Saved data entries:
════

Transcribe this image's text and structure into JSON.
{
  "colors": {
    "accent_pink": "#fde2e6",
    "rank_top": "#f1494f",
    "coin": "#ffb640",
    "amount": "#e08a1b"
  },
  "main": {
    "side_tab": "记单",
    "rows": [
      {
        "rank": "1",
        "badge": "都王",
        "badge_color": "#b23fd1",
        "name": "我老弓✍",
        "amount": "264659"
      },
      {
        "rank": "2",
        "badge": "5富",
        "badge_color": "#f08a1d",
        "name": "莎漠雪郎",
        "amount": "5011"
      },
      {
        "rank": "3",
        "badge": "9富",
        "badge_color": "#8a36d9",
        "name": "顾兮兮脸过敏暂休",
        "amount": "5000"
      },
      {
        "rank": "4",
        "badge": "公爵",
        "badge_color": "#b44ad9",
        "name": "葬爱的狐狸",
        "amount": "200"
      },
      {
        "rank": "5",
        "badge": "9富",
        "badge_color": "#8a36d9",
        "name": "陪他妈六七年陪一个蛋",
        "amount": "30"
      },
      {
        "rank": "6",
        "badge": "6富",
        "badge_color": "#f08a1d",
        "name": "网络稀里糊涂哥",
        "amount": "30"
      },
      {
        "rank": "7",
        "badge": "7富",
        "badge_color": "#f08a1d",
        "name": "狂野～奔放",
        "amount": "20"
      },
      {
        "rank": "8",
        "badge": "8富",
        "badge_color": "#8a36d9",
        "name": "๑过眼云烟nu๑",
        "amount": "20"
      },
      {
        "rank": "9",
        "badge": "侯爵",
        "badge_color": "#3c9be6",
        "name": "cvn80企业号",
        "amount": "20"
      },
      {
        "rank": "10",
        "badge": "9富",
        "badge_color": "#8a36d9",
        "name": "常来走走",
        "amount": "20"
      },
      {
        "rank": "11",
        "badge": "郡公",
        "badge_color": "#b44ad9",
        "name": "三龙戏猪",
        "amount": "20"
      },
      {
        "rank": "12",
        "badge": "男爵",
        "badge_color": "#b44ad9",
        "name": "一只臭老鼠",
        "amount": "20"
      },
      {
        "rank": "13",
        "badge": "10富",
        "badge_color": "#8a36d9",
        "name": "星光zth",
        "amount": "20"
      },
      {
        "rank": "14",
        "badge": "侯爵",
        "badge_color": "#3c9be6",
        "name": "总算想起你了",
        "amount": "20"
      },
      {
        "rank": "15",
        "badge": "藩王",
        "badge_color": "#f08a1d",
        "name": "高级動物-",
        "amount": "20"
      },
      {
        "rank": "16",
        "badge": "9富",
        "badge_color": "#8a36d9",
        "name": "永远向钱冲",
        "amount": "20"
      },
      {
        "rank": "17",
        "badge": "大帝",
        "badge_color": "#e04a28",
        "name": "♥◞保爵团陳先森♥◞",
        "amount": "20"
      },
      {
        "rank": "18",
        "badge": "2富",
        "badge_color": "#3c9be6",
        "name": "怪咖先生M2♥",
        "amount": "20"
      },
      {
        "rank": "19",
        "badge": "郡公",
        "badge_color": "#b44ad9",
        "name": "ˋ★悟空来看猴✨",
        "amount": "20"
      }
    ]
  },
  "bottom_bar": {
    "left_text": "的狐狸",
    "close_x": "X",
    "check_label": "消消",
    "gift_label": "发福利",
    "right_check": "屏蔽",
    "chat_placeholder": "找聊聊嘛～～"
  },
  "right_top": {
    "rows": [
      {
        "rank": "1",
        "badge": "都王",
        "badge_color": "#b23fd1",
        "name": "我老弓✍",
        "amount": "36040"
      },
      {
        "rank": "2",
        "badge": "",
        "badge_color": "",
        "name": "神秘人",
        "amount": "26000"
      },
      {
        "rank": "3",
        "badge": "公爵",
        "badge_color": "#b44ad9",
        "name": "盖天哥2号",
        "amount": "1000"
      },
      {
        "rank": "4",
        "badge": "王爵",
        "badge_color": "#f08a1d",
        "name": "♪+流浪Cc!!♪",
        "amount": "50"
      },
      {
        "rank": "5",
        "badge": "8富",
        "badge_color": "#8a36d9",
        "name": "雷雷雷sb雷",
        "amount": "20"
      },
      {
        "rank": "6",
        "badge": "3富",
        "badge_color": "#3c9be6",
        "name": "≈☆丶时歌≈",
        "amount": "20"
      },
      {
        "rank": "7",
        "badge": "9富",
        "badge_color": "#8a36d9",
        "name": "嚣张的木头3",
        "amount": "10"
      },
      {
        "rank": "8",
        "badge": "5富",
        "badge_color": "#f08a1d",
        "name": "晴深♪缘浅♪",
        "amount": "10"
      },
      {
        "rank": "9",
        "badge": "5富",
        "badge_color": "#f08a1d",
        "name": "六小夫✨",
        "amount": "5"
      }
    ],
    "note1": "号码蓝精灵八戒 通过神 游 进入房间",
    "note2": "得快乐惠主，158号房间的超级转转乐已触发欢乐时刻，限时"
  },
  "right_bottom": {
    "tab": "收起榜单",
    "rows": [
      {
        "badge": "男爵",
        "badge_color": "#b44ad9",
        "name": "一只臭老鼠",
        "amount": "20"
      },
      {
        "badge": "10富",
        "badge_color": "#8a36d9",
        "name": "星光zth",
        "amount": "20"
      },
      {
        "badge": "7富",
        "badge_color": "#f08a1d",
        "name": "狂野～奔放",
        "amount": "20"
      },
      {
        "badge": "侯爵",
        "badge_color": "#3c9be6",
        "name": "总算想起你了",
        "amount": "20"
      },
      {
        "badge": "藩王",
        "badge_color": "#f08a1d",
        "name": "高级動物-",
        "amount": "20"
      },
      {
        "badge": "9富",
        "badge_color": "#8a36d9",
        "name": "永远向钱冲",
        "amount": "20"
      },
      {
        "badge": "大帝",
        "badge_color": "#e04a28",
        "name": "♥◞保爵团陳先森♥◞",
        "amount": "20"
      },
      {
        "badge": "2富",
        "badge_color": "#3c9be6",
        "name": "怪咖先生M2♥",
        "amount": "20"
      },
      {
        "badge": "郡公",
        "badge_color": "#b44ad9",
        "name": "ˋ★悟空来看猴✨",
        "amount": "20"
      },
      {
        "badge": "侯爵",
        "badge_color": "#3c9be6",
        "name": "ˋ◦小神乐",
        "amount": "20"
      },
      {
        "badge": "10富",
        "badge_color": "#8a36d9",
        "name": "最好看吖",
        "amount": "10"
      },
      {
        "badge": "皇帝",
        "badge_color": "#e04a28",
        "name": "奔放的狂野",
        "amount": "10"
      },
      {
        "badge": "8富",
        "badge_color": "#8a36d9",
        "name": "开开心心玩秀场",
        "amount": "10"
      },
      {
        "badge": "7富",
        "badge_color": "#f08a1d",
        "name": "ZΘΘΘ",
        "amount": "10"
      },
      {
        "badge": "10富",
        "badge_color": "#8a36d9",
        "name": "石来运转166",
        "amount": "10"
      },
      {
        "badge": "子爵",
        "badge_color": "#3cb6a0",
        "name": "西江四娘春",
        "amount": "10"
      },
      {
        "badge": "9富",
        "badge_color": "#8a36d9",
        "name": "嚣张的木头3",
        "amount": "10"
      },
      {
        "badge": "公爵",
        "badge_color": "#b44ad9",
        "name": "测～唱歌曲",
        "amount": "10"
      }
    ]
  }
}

════

# [Exercise requirements]
Please reproduce the entire listing, exactly as shown.

# [The result]
Transcribe this image's text and structure into JSON.
{
  "colors": {
    "accent_pink": "#fde2e6",
    "rank_top": "#f1494f",
    "coin": "#ffb640",
    "amount": "#e08a1b"
  },
  "main": {
    "side_tab": "记单",
    "rows": [
      {
        "rank": "1",
        "badge": "都王",
        "badge_color": "#b23fd1",
        "name": "我老弓✍",
        "amount": "264659"
      },
      {
        "rank": "2",
        "badge": "5富",
        "badge_color": "#f08a1d",
        "name": "莎漠雪郎",
        "amount": "5011"
      },
      {
        "rank": "3",
        "badge": "9富",
        "badge_color": "#8a36d9",
        "name": "顾兮兮脸过敏暂休",
        "amount": "5000"
      },
      {
        "rank": "4",
        "badge": "公爵",
        "badge_color": "#b44ad9",
        "name": "葬爱的狐狸",
        "amount": "200"
      },
      {
        "rank": "5",
        "badge": "9富",
        "badge_color": "#8a36d9",
        "name": "陪他妈六七年陪一个蛋",
        "amount": "30"
      },
      {
        "rank": "6",
        "badge": "6富",
        "badge_color": "#f08a1d",
        "name": "网络稀里糊涂哥",
        "amount": "30"
      },
      {
        "rank": "7",
        "badge": "7富",
        "badge_color": "#f08a1d",
        "name": "狂野～奔放",
        "amount": "20"
      },
      {
        "rank": "8",
        "badge": "8富",
        "badge_color": "#8a36d9",
        "name": "๑过眼云烟nu๑",
        "amount": "20"
      },
      {
        "rank": "9",
        "badge": "侯爵",
        "badge_color": "#3c9be6",
        "name": "cvn80企业号",
        "amount": "20"
      },
      {
        "rank": "10",
        "badge": "9富",
        "badge_color": "#8a36d9",
        "name": "常来走走",
        "amount": "20"
      },
      {
        "rank": "11",
        "badge": "郡公",
        "badge_color": "#b44ad9",
        "name": "三龙戏猪",
        "amount": "20"
      },
      {
        "rank": "12",
        "badge": "男爵",
        "badge_color": "#b44ad9",
        "name": "一只臭老鼠",
        "amount": "20"
      },
      {
        "rank": "13",
        "badge": "10富",
        "badge_color": "#8a36d9",
        "name": "星光zth",
        "amount": "20"
      },
      {
        "rank": "14",
        "badge": "侯爵",
        "badge_color": "#3c9be6",
        "name": "总算想起你了",
        "amount": "20"
      },
      {
        "rank": "15",
        "badge": "藩王",
        "badge_color": "#f08a1d",
        "name": "高级動物-",
        "amount": "20"
      },
      {
        "rank": "16",
        "badge": "9富",
        "badge_color": "#8a36d9",
        "name": "永远向钱冲",
        "amount": "20"
      },
      {
        "rank": "17",
        "badge": "大帝",
        "badge_color": "#e04a28",
        "name": "♥◞保爵团陳先森♥◞",
        "amount": "20"
      },
      {
        "rank": "18",
        "badge": "2富",
        "badge_color": "#3c9be6",
        "name": "怪咖先生M2♥",
        "amount": "20"
      },
      {
        "rank": "19",
        "badge": "郡公",
        "badge_color": "#b44ad9",
        "name": "ˋ★悟空来看猴✨",
        "amount": "20"
      }
    ]
  },
  "bottom_bar": {
    "left_text": "的狐狸",
    "close_x": "X",
    "check_label": "消消",
    "gift_label": "发福利",
    "right_check": "屏蔽",
    "chat_placeholder": "找聊聊嘛～～"
  },
  "right_top": {
    "rows": [
      {
        "rank": "1",
        "badge": "都王",
        "badge_color": "#b23fd1",
        "name": "我老弓✍",
        "amount": "36040"
      },
      {
        "rank": "2",
        "badge": "",
        "badge_color": "",
        "name": "神秘人",
        "amount": "26000"
      },
      {
        "rank": "3",
        "badge": "公爵",
        "badge_color": "#b44ad9",
        "name": "盖天哥2号",
        "amount": "1000"
      },
      {
        "rank": "4",
        "badge": "王爵",
        "badge_color": "#f08a1d",
        "name": "♪+流浪Cc!!♪",
        "amount": "50"
      },
      {
        "rank": "5",
        "badge": "8富",
        "badge_color": "#8a36d9",
        "name": "雷雷雷sb雷",
        "amount": "20"
      },
      {
        "rank": "6",
        "badge": "3富",
        "badge_color": "#3c9be6",
        "name": "≈☆丶时歌≈",
        "amount": "20"
      },
      {
        "rank": "7",
        "badge": "9富",
        "badge_color": "#8a36d9",
        "name": "嚣张的木头3",
        "amount": "10"
      },
      {
        "rank": "8",
        "badge": "5富",
        "badge_color": "#f08a1d",
        "name": "晴深♪缘浅♪",
        "amount": "10"
      },
      {
        "rank": "9",
        "badge": "5富",
        "badge_color": "#f08a1d",
        "name": "六小夫✨",
        "amount": "5"
      }
    ],
    "note1": "号码蓝精灵八戒 通过神 游 进入房间",
    "note2": "得快乐惠主，158号房间的超级转转乐已触发欢乐时刻，限时"
  },
  "right_bottom": {
    "tab": "收起榜单",
    "rows": [
      {
        "badge": "男爵",
        "badge_color": "#b44ad9",
        "name": "一只臭老鼠",
        "amount": "20"
      },
      {
        "badge": "10富",
        "badge_color": "#8a36d9",
        "name": "星光zth",
        "amount": "20"
      },
      {
        "badge": "7富",
        "badge_color": "#f08a1d",
        "name": "狂野～奔放",
        "amount": "20"
      },
      {
        "badge": "侯爵",
        "badge_color": "#3c9be6",
        "name": "总算想起你了",
        "amount": "20"
      },
      {
        "badge": "藩王",
        "badge_color": "#f08a1d",
        "name": "高级動物-",
        "amount": "20"
      },
      {
        "badge": "9富",
        "badge_color": "#8a36d9",
        "name": "永远向钱冲",
        "amount": "20"
      },
      {
        "badge": "大帝",
        "badge_color": "#e04a28",
        "name": "♥◞保爵团陳先森♥◞",
        "amount": "20"
      },
      {
        "badge": "2富",
        "badge_color": "#3c9be6",
        "name": "怪咖先生M2♥",
        "amount": "20"
      },
      {
        "badge": "郡公",
        "badge_color": "#b44ad9",
        "name": "ˋ★悟空来看猴✨",
        "amount": "20"
      },
      {
        "badge": "侯爵",
        "badge_color": "#3c9be6",
        "name": "ˋ◦小神乐",
        "amount": "20"
      },
      {
        "badge": "10富",
        "badge_color": "#8a36d9",
        "name": "最好看吖",
        "amount": "10"
      },
      {
        "badge": "皇帝",
        "badge_color": "#e04a28",
        "name": "奔放的狂野",
        "amount": "10"
      },
      {
        "badge": "8富",
        "badge_color": "#8a36d9",
        "name": "开开心心玩秀场",
        "amount": "10"
      },
      {
        "badge": "7富",
        "badge_color": "#f08a1d",
        "name": "ZΘΘΘ",
        "amount": "10"
      },
      {
        "badge": "10富",
        "badge_color": "#8a36d9",
        "name": "石来运转166",
        "amount": "10"
      },
      {
        "badge": "子爵",
        "badge_color": "#3cb6a0",
        "name": "西江四娘春",
        "amount": "10"
      },
      {
        "badge": "9富",
        "badge_color": "#8a36d9",
        "name": "嚣张的木头3",
        "amount": "10"
      },
      {
        "badge": "公爵",
        "badge_color": "#b44ad9",
        "name": "测～唱歌曲",
        "amount": "10"
      }
    ]
  }
}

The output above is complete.